Given instruction => Quote every line below exactly as it reads.

Data for processing =>
▼

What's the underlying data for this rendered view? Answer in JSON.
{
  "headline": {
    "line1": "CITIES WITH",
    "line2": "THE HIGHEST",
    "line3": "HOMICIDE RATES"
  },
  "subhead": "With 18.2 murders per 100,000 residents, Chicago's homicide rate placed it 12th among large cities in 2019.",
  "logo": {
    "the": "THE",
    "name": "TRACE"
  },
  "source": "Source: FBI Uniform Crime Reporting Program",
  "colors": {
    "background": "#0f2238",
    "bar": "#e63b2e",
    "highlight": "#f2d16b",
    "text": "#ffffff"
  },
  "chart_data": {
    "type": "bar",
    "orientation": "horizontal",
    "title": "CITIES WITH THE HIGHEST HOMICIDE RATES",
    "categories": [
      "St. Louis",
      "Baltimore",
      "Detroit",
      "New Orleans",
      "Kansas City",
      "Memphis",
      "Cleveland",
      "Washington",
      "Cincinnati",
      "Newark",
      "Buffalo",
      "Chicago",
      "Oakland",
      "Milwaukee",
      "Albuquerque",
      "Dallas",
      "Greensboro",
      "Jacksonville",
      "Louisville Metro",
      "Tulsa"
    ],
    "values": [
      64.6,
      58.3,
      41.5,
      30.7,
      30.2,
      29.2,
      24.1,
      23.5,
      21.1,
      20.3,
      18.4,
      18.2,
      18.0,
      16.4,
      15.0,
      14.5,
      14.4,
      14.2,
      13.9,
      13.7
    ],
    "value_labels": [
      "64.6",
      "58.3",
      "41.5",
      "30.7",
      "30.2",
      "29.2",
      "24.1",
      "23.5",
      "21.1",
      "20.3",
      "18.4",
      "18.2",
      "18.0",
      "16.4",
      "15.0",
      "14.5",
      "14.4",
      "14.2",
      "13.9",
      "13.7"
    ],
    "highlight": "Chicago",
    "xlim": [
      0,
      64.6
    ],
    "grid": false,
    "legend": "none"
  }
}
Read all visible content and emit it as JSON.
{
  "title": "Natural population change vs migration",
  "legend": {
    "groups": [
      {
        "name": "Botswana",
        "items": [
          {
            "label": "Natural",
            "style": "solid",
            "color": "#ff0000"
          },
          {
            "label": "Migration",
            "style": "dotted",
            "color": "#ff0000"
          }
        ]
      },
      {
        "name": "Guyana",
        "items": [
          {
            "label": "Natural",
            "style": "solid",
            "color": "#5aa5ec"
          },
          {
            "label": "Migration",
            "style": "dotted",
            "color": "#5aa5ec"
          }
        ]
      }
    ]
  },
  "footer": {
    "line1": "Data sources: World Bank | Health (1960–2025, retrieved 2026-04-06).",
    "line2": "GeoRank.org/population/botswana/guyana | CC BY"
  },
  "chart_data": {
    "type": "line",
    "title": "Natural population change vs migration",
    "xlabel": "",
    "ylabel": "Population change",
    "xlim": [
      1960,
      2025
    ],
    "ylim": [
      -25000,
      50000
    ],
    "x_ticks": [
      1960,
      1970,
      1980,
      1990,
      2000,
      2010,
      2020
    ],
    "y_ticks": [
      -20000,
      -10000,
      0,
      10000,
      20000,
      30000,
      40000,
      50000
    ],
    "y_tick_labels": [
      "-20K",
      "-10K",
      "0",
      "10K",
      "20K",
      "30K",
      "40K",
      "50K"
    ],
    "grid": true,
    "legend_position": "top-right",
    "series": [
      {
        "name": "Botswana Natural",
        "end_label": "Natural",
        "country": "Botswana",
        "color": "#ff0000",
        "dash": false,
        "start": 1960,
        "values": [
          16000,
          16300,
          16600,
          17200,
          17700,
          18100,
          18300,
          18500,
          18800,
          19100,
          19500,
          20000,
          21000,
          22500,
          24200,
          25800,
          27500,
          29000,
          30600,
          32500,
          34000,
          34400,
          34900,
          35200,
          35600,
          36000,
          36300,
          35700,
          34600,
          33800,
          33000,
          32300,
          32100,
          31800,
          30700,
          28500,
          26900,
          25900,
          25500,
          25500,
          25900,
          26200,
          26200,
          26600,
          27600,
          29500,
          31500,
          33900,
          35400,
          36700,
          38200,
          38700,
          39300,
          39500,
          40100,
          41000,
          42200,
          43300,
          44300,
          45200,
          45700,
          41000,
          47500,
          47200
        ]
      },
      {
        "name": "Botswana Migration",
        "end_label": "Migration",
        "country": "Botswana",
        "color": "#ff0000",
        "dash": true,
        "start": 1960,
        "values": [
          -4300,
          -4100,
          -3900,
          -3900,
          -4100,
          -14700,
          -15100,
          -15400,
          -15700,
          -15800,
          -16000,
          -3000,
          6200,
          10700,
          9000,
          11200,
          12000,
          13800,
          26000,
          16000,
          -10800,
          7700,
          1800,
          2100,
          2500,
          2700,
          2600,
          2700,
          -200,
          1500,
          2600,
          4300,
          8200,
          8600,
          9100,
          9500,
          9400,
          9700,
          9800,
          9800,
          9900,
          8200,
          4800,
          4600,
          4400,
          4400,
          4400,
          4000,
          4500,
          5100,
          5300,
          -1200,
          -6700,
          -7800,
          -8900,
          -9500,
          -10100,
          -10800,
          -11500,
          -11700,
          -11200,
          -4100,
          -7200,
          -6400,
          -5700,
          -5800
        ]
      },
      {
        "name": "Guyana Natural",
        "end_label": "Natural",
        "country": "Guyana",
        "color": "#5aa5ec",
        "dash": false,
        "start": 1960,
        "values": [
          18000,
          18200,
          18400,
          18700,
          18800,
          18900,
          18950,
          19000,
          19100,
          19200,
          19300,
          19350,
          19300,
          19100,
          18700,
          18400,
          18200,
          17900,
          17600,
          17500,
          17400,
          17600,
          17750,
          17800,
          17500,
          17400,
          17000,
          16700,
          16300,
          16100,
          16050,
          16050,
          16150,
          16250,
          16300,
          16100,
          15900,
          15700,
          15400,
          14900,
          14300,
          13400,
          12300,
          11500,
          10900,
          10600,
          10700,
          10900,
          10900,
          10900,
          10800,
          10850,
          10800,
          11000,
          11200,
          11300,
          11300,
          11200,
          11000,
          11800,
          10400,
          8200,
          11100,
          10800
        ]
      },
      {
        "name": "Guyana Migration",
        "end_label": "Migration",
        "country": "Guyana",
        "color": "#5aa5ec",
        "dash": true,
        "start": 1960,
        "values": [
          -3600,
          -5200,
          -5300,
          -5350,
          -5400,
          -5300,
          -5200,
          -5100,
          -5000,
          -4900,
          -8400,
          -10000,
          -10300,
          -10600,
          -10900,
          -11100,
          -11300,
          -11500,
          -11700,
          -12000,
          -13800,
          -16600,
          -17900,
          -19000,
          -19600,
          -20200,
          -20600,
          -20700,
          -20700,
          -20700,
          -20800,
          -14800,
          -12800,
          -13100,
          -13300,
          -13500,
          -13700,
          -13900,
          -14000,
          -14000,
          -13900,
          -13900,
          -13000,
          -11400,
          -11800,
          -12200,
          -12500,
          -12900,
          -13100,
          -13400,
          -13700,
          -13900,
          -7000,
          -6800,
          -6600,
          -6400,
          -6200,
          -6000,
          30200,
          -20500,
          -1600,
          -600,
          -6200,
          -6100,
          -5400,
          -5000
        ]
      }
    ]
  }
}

▲

Written answer =>
What's the underlying data for this rendered view? Answer in JSON.
{
  "headline": {
    "line1": "CITIES WITH",
    "line2": "THE HIGHEST",
    "line3": "HOMICIDE RATES"
  },
  "subhead": "With 18.2 murders per 100,000 residents, Chicago's homicide rate placed it 12th among large cities in 2019.",
  "logo": {
    "the": "THE",
    "name": "TRACE"
  },
  "source": "Source: FBI Uniform Crime Reporting Program",
  "colors": {
    "background": "#0f2238",
    "bar": "#e63b2e",
    "highlight": "#f2d16b",
    "text": "#ffffff"
  },
  "chart_data": {
    "type": "bar",
    "orientation": "horizontal",
    "title": "CITIES WITH THE HIGHEST HOMICIDE RATES",
    "categories": [
      "St. Louis",
      "Baltimore",
      "Detroit",
      "New Orleans",
      "Kansas City",
      "Memphis",
      "Cleveland",
      "Washington",
      "Cincinnati",
      "Newark",
      "Buffalo",
      "Chicago",
      "Oakland",
      "Milwaukee",
      "Albuquerque",
      "Dallas",
      "Greensboro",
      "Jacksonville",
      "Louisville Metro",
      "Tulsa"
    ],
    "values": [
      64.6,
      58.3,
      41.5,
      30.7,
      30.2,
      29.2,
      24.1,
      23.5,
      21.1,
      20.3,
      18.4,
      18.2,
      18.0,
      16.4,
      15.0,
      14.5,
      14.4,
      14.2,
      13.9,
      13.7
    ],
    "value_labels": [
      "64.6",
      "58.3",
      "41.5",
      "30.7",
      "30.2",
      "29.2",
      "24.1",
      "23.5",
      "21.1",
      "20.3",
      "18.4",
      "18.2",
      "18.0",
      "16.4",
      "15.0",
      "14.5",
      "14.4",
      "14.2",
      "13.9",
      "13.7"
    ],
    "highlight": "Chicago",
    "xlim": [
      0,
      64.6
    ],
    "grid": false,
    "legend": "none"
  }
}
Read all visible content and emit it as JSON.
{
  "title": "Natural population change vs migration",
  "legend": {
    "groups": [
      {
        "name": "Botswana",
        "items": [
          {
            "label": "Natural",
            "style": "solid",
            "color": "#ff0000"
          },
          {
            "label": "Migration",
            "style": "dotted",
            "color": "#ff0000"
          }
        ]
      },
      {
        "name": "Guyana",
        "items": [
          {
            "label": "Natural",
            "style": "solid",
            "color": "#5aa5ec"
          },
          {
            "label": "Migration",
            "style": "dotted",
            "color": "#5aa5ec"
          }
        ]
      }
    ]
  },
  "footer": {
    "line1": "Data sources: World Bank | Health (1960–2025, retrieved 2026-04-06).",
    "line2": "GeoRank.org/population/botswana/guyana | CC BY"
  },
  "chart_data": {
    "type": "line",
    "title": "Natural population change vs migration",
    "xlabel": "",
    "ylabel": "Population change",
    "xlim": [
      1960,
      2025
    ],
    "ylim": [
      -25000,
      50000
    ],
    "x_ticks": [
      1960,
      1970,
      1980,
      1990,
      2000,
      2010,
      2020
    ],
    "y_ticks": [
      -20000,
      -10000,
      0,
      10000,
      20000,
      30000,
      40000,
      50000
    ],
    "y_tick_labels": [
      "-20K",
      "-10K",
      "0",
      "10K",
      "20K",
      "30K",
      "40K",
      "50K"
    ],
    "grid": true,
    "legend_position": "top-right",
    "series": [
      {
        "name": "Botswana Natural",
        "end_label": "Natural",
        "country": "Botswana",
        "color": "#ff0000",
        "dash": false,
        "start": 1960,
        "values": [
          16000,
          16300,
          16600,
          17200,
          17700,
          18100,
          18300,
          18500,
          18800,
          19100,
          19500,
          20000,
          21000,
          22500,
          24200,
          25800,
          27500,
          29000,
          30600,
          32500,
          34000,
          34400,
          34900,
          35200,
          35600,
          36000,
          36300,
          35700,
          34600,
          33800,
          33000,
          32300,
          32100,
          31800,
          30700,
          28500,
          26900,
          25900,
          25500,
          25500,
          25900,
          26200,
          26200,
          26600,
          27600,
          29500,
          31500,
          33900,
          35400,
          36700,
          38200,
          38700,
          39300,
          39500,
          40100,
          41000,
          42200,
          43300,
          44300,
          45200,
          45700,
          41000,
          47500,
          47200
        ]
      },
      {
        "name": "Botswana Migration",
        "end_label": "Migration",
        "country": "Botswana",
        "color": "#ff0000",
        "dash": true,
        "start": 1960,
        "values": [
          -4300,
          -4100,
          -3900,
          -3900,
          -4100,
          -14700,
          -15100,
          -15400,
          -15700,
          -15800,
          -16000,
          -3000,
          6200,
          10700,
          9000,
          11200,
          12000,
          13800,
          26000,
          16000,
          -10800,
          7700,
          1800,
          2100,
          2500,
          2700,
          2600,
          2700,
          -200,
          1500,
          2600,
          4300,
          8200,
          8600,
          9100,
          9500,
          9400,
          9700,
          9800,
          9800,
          9900,
          8200,
          4800,
          4600,
          4400,
          4400,
          4400,
          4000,
          4500,
          5100,
          5300,
          -1200,
          -6700,
          -7800,
          -8900,
          -9500,
          -10100,
          -10800,
          -11500,
          -11700,
          -11200,
          -4100,
          -7200,
          -6400,
          -5700,
          -5800
        ]
      },
      {
        "name": "Guyana Natural",
        "end_label": "Natural",
        "country": "Guyana",
        "color": "#5aa5ec",
        "dash": false,
        "start": 1960,
        "values": [
          18000,
          18200,
          18400,
          18700,
          18800,
          18900,
          18950,
          19000,
          19100,
          19200,
          19300,
          19350,
          19300,
          19100,
          18700,
          18400,
          18200,
          17900,
          17600,
          17500,
          17400,
          17600,
          17750,
          17800,
          17500,
          17400,
          17000,
          16700,
          16300,
          16100,
          16050,
          16050,
          16150,
          16250,
          16300,
          16100,
          15900,
          15700,
          15400,
          14900,
          14300,
          13400,
          12300,
          11500,
          10900,
          10600,
          10700,
          10900,
          10900,
          10900,
          10800,
          10850,
          10800,
          11000,
          11200,
          11300,
          11300,
          11200,
          11000,
          11800,
          10400,
          8200,
          11100,
          10800
        ]
      },
      {
        "name": "Guyana Migration",
        "end_label": "Migration",
        "country": "Guyana",
        "color": "#5aa5ec",
        "dash": true,
        "start": 1960,
        "values": [
          -3600,
          -5200,
          -5300,
          -5350,
          -5400,
          -5300,
          -5200,
          -5100,
          -5000,
          -4900,
          -8400,
          -10000,
          -10300,
          -10600,
          -10900,
          -11100,
          -11300,
          -11500,
          -11700,
          -12000,
          -13800,
          -16600,
          -17900,
          -19000,
          -19600,
          -20200,
          -20600,
          -20700,
          -20700,
          -20700,
          -20800,
          -14800,
          -12800,
          -13100,
          -13300,
          -13500,
          -13700,
          -13900,
          -14000,
          -14000,
          -13900,
          -13900,
          -13000,
          -11400,
          -11800,
          -12200,
          -12500,
          -12900,
          -13100,
          -13400,
          -13700,
          -13900,
          -7000,
          -6800,
          -6600,
          -6400,
          -6200,
          -6000,
          30200,
          -20500,
          -1600,
          -600,
          -6200,
          -6100,
          -5400,
          -5000
        ]
      }
    ]
  }
}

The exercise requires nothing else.